- [Set exercise] Each line that holds the word "comments" should be returned.

- [Excerpted data]
--- --- ---
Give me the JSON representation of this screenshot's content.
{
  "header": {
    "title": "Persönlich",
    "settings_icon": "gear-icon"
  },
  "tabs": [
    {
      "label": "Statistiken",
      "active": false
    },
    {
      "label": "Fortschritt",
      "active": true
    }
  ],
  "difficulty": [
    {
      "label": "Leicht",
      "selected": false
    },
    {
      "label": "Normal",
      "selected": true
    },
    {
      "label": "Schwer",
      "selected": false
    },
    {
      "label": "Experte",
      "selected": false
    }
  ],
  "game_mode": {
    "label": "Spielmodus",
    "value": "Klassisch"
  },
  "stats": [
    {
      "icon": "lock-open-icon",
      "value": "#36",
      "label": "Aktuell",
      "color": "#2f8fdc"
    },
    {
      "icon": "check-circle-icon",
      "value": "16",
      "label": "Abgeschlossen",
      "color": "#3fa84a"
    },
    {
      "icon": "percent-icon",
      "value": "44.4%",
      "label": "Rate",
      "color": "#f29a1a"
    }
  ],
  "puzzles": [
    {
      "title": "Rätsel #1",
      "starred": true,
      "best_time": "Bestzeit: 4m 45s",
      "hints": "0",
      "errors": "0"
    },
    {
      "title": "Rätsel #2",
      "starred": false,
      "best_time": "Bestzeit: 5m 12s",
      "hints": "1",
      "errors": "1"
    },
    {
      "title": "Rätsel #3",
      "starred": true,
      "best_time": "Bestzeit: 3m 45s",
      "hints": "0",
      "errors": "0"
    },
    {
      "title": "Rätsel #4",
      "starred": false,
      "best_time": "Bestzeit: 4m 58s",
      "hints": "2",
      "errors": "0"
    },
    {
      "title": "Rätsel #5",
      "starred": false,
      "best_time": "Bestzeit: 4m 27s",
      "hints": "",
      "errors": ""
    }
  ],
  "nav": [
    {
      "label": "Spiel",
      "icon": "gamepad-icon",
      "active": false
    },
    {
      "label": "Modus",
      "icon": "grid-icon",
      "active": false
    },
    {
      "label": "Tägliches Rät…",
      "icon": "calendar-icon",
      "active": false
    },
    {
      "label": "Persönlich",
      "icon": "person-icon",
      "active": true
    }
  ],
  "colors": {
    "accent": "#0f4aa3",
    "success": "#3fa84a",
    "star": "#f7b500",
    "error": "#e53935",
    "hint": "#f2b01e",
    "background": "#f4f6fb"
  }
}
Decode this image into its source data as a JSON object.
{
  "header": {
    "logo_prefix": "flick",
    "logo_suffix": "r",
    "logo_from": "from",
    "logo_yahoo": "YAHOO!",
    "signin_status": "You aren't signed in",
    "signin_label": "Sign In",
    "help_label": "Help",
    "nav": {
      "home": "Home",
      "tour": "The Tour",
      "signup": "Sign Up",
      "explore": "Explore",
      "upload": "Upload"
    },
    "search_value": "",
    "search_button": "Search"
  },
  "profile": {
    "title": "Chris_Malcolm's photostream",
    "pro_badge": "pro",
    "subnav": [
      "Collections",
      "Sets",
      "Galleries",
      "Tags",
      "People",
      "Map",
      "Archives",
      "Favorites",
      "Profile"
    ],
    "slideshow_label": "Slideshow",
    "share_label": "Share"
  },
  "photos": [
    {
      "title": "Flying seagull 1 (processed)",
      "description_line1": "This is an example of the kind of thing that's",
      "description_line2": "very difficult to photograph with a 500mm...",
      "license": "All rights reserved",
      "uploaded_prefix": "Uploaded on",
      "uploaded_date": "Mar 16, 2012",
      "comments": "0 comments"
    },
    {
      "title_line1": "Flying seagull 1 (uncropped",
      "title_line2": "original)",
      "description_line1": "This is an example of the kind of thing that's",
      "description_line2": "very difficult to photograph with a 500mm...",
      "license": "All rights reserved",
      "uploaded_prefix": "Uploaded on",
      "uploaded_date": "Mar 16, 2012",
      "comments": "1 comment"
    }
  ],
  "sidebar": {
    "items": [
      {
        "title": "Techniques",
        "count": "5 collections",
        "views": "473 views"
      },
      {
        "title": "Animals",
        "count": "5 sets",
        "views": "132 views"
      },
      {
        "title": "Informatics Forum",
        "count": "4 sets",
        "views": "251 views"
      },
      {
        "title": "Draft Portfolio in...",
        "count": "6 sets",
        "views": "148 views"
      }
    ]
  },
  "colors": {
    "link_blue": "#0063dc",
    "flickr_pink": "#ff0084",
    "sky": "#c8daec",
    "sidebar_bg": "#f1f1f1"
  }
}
--- --- ---
- [The solution]
      "comments": "0 comments"
      "comments": "1 comment"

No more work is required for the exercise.